:: DATASET ENTRIES ::

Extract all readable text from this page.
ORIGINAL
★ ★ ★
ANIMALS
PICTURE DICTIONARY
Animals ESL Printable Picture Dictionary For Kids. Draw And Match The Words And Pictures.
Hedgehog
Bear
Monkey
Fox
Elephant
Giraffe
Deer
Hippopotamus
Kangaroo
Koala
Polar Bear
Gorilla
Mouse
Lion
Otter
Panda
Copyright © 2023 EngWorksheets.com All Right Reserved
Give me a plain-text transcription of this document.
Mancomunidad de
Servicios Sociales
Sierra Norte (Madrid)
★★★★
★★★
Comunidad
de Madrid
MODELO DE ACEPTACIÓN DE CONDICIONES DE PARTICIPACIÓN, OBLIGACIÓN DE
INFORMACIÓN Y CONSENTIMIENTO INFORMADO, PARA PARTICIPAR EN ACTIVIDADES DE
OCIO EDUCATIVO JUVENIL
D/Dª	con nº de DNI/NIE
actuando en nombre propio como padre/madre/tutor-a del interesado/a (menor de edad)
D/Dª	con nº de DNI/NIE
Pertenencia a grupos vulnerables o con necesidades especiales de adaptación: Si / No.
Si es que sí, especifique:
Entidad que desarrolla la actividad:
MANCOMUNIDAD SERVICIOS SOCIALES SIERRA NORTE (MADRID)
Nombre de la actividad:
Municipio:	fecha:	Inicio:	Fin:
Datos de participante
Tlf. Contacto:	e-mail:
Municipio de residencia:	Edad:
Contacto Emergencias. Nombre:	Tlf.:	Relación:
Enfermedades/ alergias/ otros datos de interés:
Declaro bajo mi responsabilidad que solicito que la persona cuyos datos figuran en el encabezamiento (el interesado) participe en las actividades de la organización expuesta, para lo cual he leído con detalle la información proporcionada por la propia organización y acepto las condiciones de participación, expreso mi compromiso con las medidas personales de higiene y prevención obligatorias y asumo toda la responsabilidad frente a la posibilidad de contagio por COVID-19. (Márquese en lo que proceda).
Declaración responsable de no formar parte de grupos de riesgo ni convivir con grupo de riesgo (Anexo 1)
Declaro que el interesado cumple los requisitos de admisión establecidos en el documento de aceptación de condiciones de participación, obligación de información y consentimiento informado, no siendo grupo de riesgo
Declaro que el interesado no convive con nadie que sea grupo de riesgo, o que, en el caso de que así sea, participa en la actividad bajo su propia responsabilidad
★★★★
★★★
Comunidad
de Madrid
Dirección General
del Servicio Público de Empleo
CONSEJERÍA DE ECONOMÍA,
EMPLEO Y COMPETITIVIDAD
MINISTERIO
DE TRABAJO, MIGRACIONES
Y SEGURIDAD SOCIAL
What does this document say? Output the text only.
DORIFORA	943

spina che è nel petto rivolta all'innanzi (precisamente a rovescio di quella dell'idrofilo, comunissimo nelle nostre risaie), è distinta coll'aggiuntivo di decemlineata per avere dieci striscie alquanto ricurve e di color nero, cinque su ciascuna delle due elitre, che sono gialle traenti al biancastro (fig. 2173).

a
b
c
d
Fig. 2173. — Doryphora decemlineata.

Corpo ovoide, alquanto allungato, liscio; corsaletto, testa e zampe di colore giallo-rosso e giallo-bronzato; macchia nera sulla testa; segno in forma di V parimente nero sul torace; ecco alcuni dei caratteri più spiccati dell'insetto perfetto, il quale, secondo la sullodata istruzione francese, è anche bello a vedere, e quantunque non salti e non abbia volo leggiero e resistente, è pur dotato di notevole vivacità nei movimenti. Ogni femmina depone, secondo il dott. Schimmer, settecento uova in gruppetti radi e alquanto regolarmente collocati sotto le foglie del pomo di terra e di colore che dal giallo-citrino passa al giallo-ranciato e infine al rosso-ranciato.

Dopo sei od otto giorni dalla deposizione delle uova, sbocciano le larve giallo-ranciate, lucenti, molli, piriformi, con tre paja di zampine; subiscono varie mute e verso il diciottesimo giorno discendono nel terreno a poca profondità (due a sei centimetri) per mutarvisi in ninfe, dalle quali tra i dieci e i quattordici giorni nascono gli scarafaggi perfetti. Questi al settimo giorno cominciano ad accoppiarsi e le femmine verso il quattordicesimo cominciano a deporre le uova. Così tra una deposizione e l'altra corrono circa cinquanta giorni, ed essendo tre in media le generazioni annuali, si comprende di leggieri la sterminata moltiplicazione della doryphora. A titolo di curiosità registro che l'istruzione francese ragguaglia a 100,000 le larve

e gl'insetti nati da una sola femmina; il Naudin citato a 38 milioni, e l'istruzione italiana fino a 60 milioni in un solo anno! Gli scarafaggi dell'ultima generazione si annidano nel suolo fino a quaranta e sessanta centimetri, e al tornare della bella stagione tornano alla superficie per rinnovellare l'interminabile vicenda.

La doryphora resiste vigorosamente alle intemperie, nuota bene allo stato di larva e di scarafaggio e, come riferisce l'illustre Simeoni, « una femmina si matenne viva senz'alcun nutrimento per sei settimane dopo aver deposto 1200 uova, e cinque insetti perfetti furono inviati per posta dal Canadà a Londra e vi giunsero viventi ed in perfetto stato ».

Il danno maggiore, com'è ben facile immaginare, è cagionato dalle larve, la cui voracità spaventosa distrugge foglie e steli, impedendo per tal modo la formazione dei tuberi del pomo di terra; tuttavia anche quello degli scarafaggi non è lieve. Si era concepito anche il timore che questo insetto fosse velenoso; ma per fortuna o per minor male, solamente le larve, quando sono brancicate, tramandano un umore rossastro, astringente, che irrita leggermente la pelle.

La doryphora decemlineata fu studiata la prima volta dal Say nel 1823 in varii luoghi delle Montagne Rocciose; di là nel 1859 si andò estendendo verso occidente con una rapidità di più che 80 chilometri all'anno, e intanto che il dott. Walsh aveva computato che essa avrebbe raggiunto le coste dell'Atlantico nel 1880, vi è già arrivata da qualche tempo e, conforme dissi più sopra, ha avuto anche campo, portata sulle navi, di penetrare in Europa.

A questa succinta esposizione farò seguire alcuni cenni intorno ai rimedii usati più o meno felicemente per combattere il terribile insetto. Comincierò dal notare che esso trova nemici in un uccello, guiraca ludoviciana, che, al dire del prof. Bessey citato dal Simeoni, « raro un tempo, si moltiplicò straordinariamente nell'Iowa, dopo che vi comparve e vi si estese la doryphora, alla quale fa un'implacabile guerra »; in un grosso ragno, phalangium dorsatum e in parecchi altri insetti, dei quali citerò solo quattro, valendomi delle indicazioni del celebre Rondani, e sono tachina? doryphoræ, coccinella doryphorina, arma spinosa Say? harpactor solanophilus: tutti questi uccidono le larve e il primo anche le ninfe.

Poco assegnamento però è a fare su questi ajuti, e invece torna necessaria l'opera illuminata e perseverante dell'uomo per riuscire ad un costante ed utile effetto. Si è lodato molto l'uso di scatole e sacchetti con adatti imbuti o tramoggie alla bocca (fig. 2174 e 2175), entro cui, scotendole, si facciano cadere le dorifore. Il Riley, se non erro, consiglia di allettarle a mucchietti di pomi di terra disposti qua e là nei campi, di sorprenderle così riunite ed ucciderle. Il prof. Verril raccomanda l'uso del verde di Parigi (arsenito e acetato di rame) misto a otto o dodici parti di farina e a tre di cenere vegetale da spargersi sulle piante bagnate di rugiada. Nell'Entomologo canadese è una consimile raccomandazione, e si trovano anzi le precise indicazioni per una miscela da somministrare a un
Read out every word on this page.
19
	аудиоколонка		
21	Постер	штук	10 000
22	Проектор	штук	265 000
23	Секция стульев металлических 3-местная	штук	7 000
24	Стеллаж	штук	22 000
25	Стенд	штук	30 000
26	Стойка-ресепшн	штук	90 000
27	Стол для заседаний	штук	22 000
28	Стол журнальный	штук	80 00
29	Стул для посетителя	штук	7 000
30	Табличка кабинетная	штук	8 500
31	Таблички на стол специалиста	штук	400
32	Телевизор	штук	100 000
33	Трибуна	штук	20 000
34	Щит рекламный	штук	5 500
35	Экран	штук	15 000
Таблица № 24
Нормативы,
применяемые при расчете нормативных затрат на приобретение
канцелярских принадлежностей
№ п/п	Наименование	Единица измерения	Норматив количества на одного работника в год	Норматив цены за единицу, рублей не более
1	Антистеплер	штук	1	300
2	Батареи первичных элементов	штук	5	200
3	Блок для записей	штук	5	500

:::

**REQUIRED WORK:**
Identify every line where the string "propia" appears.

**WRITTEN RESPONSE:**
Declaro bajo mi responsabilidad que solicito que la persona cuyos datos figuran en el encabezamiento (el interesado) participe en las actividades de la organización expuesta, para lo cual he leído con detalle la información proporcionada por la propia organización y acepto las condiciones de participación, expreso mi compromiso con las medidas personales de higiene y prevención obligatorias y asumo toda la responsabilidad frente a la posibilidad de contagio por COVID-19. (Márquese en lo que proceda).
Declaro que el interesado no convive con nadie que sea grupo de riesgo, o que, en el caso de que así sea, participa en la actividad bajo su propia responsabilidad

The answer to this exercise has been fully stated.